* Exercise brief *
Copy every record below exactly as written, but leave out the pictures.
start
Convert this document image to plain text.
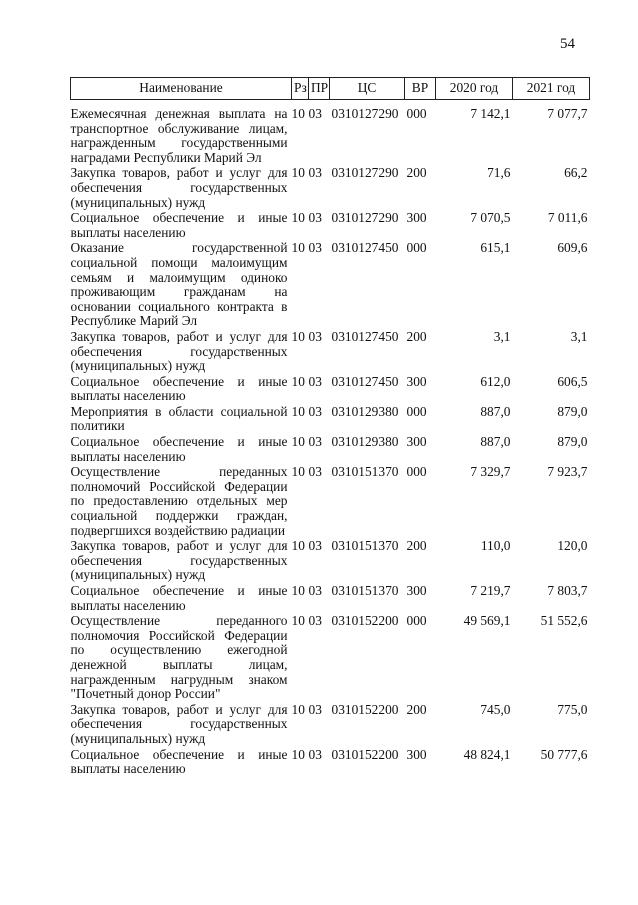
54
Наименование	Рз	ПР	ЦС	ВР	2020 год	2021 год

Ежемесячная денежная выплата на транспортное обслуживание лицам, награжденным государственными наградами Республики Марий Эл	10	03	0310127290	000	7 142,1	7 077,7
Закупка товаров, работ и услуг для обеспечения государственных (муниципальных) нужд	10	03	0310127290	200	71,6	66,2
Социальное обеспечение и иные выплаты населению	10	03	0310127290	300	7 070,5	7 011,6
Оказание государственной социальной помощи малоимущим семьям и малоимущим одиноко проживающим гражданам на основании социального контракта в Республике Марий Эл	10	03	0310127450	000	615,1	609,6
Закупка товаров, работ и услуг для обеспечения государственных (муниципальных) нужд	10	03	0310127450	200	3,1	3,1
Социальное обеспечение и иные выплаты населению	10	03	0310127450	300	612,0	606,5
Мероприятия в области социальной политики	10	03	0310129380	000	887,0	879,0
Социальное обеспечение и иные выплаты населению	10	03	0310129380	300	887,0	879,0
Осуществление переданных полномочий Российской Федерации по предоставлению отдельных мер социальной поддержки граждан, подвергшихся воздействию радиации	10	03	0310151370	000	7 329,7	7 923,7
Закупка товаров, работ и услуг для обеспечения государственных (муниципальных) нужд	10	03	0310151370	200	110,0	120,0
Социальное обеспечение и иные выплаты населению	10	03	0310151370	300	7 219,7	7 803,7
Осуществление переданного полномочия Российской Федерации по осуществлению ежегодной денежной выплаты лицам, награжденным нагрудным знаком "Почетный донор России"	10	03	0310152200	000	49 569,1	51 552,6
Закупка товаров, работ и услуг для обеспечения государственных (муниципальных) нужд	10	03	0310152200	200	745,0	775,0
Социальное обеспечение и иные выплаты населению	10	03	0310152200	300	48 824,1	50 777,6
end
* The completed task *
Convert this document image to plain text.
54
Наименование	Рз	ПР	ЦС	ВР	2020 год	2021 год

Ежемесячная денежная выплата на транспортное обслуживание лицам, награжденным государственными наградами Республики Марий Эл	10	03	0310127290	000	7 142,1	7 077,7
Закупка товаров, работ и услуг для обеспечения государственных (муниципальных) нужд	10	03	0310127290	200	71,6	66,2
Социальное обеспечение и иные выплаты населению	10	03	0310127290	300	7 070,5	7 011,6
Оказание государственной социальной помощи малоимущим семьям и малоимущим одиноко проживающим гражданам на основании социального контракта в Республике Марий Эл	10	03	0310127450	000	615,1	609,6
Закупка товаров, работ и услуг для обеспечения государственных (муниципальных) нужд	10	03	0310127450	200	3,1	3,1
Социальное обеспечение и иные выплаты населению	10	03	0310127450	300	612,0	606,5
Мероприятия в области социальной политики	10	03	0310129380	000	887,0	879,0
Социальное обеспечение и иные выплаты населению	10	03	0310129380	300	887,0	879,0
Осуществление переданных полномочий Российской Федерации по предоставлению отдельных мер социальной поддержки граждан, подвергшихся воздействию радиации	10	03	0310151370	000	7 329,7	7 923,7
Закупка товаров, работ и услуг для обеспечения государственных (муниципальных) нужд	10	03	0310151370	200	110,0	120,0
Социальное обеспечение и иные выплаты населению	10	03	0310151370	300	7 219,7	7 803,7
Осуществление переданного полномочия Российской Федерации по осуществлению ежегодной денежной выплаты лицам, награжденным нагрудным знаком "Почетный донор России"	10	03	0310152200	000	49 569,1	51 552,6
Закупка товаров, работ и услуг для обеспечения государственных (муниципальных) нужд	10	03	0310152200	200	745,0	775,0
Социальное обеспечение и иные выплаты населению	10	03	0310152200	300	48 824,1	50 777,6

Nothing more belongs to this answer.